§ OBJECTIF A:
Traduisez en anglais cette phrase de l'extrait sur la valeur économique : « Aucun bien ou service n'a de valeur « en soi », une chose n'a de valeur que sur la base d'une évaluation subjective, parce que des consommateurs désirent l'obtenir. »

----- EXTRAIT -----

Il s'agit ici d'un concept économique, puisque c'est bien sur ce
terrain que les féministes font porter le débat. Selon elles,
l'allaitement a bel et bien une valeur économique qui doit être
reconnue et récompensée par le gouvernement.
Aucun bien ou service n'a de valeur « en soi »,
une chose n'a de valeur que sur la base d'une évaluation subjective,
parce que des consommateurs désirent l'obtenir. On connaît
la loi de base de l'offre et de la demande: toutes choses étant
par ailleurs égales, les objets fortement en demande ou rares auront
tendance à coûter plus cher; ceux peu en demande ou très
abondants auront tendance à coûter moins cher. La seule façon
de déterminer ce prix, et donc cette valeur relative, est de constater
ce que les gens sont prêts à payer et prêts à
recevoir pour obtenir ou offrir un bien ou un service.
Les économistes gauchistes patentés qui travaillent pour
le gouvernement et les groupes de pression ne reconnaissent évidemment
plus la primauté de cette loi économique. Ils ont inventé
des tas de nouvelles façons d'attribuer une valeur à quelque
chose, qui justifie toutes les interventions imaginables. Interrogée
à savoir comment on allait calculer le taux de rémunération
pour une activité comme l'allaitement, l'économiste féministe
Mary King a répondu candidement: « There are
any number of ways you could do it. Economists can think of a value for
anything. That's what we're paid for. »

----- ENTRÉES FOURNIES -----

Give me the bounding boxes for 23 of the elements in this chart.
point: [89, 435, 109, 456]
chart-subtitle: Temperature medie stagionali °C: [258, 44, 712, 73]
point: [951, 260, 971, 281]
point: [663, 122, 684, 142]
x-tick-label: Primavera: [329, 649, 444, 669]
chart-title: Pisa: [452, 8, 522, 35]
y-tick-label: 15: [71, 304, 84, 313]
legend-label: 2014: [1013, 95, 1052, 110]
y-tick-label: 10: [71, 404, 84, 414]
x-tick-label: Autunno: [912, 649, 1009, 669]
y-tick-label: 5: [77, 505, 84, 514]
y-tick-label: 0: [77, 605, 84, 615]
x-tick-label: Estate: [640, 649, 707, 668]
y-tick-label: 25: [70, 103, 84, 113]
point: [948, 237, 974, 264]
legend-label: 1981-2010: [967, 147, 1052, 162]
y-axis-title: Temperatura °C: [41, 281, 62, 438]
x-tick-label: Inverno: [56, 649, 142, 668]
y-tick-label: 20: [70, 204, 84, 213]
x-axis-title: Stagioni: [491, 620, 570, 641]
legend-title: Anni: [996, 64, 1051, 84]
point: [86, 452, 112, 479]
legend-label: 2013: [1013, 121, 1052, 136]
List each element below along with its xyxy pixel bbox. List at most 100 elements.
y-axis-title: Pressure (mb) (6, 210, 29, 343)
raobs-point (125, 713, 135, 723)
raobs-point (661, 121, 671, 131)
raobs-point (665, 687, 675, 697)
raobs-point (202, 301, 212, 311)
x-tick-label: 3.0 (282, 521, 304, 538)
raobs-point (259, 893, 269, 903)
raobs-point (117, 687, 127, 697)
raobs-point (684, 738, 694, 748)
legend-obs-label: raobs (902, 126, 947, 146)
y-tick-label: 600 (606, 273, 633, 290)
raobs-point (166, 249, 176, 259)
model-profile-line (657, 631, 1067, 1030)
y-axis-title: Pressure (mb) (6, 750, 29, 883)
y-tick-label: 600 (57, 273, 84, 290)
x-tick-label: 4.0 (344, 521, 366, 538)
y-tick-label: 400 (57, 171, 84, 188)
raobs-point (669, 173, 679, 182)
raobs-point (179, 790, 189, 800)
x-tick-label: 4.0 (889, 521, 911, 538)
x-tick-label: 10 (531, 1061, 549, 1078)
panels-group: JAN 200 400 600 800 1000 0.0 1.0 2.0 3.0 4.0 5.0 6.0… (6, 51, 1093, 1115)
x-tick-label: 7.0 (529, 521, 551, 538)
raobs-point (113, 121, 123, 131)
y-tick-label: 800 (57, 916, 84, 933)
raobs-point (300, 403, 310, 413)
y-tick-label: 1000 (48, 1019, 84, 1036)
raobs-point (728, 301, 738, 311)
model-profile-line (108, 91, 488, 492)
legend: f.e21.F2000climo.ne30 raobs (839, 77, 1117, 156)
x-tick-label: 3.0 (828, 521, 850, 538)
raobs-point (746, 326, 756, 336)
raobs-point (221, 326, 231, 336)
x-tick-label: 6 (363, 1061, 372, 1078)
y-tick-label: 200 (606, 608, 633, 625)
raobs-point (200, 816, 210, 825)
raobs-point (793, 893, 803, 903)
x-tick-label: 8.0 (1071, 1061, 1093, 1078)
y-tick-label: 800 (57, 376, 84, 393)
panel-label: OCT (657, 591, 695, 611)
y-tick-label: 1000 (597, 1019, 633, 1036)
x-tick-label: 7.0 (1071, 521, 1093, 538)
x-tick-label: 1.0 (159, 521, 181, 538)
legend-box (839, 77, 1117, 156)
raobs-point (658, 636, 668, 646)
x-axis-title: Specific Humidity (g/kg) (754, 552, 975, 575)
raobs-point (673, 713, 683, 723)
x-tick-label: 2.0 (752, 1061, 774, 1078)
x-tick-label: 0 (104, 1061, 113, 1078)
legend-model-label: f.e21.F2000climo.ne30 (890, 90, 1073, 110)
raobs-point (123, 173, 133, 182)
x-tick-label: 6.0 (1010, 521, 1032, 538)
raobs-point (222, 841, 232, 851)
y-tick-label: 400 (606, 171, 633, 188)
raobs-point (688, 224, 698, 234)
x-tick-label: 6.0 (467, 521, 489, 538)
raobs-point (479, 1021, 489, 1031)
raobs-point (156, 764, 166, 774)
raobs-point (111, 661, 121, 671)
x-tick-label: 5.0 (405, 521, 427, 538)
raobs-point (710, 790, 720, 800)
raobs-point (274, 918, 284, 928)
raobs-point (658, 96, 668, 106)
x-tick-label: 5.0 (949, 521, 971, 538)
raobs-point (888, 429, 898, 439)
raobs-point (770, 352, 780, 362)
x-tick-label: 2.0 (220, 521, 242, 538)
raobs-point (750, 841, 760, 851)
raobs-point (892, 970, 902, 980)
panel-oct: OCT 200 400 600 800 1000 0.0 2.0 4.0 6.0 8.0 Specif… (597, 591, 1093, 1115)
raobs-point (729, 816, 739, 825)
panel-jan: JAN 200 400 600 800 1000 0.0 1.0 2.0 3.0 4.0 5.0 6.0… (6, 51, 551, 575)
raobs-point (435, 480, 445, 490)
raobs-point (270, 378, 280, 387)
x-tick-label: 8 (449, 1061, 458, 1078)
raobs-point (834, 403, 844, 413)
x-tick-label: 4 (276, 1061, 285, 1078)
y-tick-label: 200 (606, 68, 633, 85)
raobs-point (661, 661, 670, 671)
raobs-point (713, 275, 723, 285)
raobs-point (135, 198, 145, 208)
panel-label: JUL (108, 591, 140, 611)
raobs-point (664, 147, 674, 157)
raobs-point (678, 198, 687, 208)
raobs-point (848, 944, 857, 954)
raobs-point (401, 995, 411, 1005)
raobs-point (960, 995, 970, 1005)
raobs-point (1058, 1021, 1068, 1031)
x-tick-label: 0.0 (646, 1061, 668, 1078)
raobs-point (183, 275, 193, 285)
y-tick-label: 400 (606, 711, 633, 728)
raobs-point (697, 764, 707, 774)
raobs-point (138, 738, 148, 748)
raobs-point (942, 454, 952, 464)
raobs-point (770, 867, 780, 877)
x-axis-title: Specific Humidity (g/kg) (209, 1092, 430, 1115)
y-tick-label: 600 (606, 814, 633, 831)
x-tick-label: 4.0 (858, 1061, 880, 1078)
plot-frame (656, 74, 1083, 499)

-----

§ OBJECTIF B:
Remplacez « point » par « marker » dans les entrées, en commençant par leur toute première ligne et en terminant par celle qui contient « legend-label: 2013: [1013, 121, 1052, 136] ». Recopiez seulement ces lignes, sans rien y changer d'autre.

§ RÉPONSE COMPLÈTE A:
No good or service has value "in itself"; a thing has value only on the basis of a subjective evaluation, because consumers want to obtain it.

§ RÉPONSE COMPLÈTE B:
Give me the bounding boxes for 23 of the elements in this chart.
marker: [89, 435, 109, 456]
chart-subtitle: Temperature medie stagionali °C: [258, 44, 712, 73]
marker: [951, 260, 971, 281]
marker: [663, 122, 684, 142]
x-tick-label: Primavera: [329, 649, 444, 669]
chart-title: Pisa: [452, 8, 522, 35]
y-tick-label: 15: [71, 304, 84, 313]
legend-label: 2014: [1013, 95, 1052, 110]
y-tick-label: 10: [71, 404, 84, 414]
x-tick-label: Autunno: [912, 649, 1009, 669]
y-tick-label: 5: [77, 505, 84, 514]
y-tick-label: 0: [77, 605, 84, 615]
x-tick-label: Estate: [640, 649, 707, 668]
y-tick-label: 25: [70, 103, 84, 113]
marker: [948, 237, 974, 264]
legend-label: 1981-2010: [967, 147, 1052, 162]
y-axis-title: Temperatura °C: [41, 281, 62, 438]
x-tick-label: Inverno: [56, 649, 142, 668]
y-tick-label: 20: [70, 204, 84, 213]
x-axis-title: Stagioni: [491, 620, 570, 641]
legend-title: Anni: [996, 64, 1051, 84]
marker: [86, 452, 112, 479]
legend-label: 2013: [1013, 121, 1052, 136]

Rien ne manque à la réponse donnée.